Work to be completed » How many lines of the data hold the word "jednou"? State the number and nothing else.

Records provided »
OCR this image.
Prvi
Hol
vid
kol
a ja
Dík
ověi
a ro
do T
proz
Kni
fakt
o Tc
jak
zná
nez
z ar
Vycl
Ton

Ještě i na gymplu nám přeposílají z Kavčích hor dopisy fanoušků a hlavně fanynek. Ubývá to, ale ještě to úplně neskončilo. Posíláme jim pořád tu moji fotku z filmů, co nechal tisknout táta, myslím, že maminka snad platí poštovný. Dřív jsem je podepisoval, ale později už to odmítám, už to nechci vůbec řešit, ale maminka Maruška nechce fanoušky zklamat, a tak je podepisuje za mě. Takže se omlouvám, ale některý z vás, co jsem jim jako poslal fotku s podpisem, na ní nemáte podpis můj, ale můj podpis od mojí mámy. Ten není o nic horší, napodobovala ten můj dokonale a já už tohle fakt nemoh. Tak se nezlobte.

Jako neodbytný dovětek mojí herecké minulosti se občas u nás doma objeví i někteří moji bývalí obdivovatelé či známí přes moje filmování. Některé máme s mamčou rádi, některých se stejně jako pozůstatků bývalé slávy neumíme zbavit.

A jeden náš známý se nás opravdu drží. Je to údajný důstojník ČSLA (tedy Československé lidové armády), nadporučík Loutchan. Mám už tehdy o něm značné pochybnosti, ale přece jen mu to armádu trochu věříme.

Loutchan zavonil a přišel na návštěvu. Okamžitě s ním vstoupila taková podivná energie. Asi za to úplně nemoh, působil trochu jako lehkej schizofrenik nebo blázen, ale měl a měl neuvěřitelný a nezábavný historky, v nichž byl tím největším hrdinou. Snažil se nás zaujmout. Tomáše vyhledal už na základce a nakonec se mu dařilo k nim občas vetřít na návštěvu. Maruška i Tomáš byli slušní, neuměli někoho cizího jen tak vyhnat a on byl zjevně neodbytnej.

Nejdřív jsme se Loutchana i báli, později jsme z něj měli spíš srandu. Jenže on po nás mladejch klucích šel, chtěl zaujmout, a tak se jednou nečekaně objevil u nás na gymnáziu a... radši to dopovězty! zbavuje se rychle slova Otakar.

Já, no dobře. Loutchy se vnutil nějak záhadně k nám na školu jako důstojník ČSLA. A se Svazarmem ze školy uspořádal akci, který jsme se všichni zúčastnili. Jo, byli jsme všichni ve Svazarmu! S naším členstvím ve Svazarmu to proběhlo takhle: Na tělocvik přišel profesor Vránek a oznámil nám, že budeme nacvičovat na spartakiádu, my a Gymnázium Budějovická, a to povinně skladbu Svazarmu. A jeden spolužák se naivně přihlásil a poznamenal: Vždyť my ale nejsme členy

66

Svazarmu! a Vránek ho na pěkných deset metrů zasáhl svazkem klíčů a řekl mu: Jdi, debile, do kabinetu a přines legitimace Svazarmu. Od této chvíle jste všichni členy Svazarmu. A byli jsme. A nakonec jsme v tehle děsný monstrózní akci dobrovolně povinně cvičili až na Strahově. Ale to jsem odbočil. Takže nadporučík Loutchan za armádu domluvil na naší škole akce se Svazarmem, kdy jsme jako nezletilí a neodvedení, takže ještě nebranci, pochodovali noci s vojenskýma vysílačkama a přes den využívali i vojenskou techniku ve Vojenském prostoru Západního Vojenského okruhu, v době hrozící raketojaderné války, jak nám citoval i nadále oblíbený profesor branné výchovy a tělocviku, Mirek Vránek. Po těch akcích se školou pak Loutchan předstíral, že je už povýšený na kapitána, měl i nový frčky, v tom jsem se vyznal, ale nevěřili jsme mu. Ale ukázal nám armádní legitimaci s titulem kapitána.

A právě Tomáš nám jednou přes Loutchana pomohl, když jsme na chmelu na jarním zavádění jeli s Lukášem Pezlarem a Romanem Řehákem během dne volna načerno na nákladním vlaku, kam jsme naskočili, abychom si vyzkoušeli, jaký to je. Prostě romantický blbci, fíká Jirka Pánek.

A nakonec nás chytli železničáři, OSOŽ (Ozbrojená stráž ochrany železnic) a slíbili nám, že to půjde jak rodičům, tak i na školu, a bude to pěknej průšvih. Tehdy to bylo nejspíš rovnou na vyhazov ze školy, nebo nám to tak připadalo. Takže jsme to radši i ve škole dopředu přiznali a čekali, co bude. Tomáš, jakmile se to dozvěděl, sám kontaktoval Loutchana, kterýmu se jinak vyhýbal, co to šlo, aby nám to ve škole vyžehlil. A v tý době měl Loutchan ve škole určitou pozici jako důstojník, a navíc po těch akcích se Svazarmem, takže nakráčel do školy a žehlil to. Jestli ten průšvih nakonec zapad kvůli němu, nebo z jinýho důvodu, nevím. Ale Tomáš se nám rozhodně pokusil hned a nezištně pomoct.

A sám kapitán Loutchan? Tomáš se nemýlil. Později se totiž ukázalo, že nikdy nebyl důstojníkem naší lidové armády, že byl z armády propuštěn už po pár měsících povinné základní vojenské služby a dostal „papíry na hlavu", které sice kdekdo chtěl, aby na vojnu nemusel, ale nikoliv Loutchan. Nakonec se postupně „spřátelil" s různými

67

Final result » 2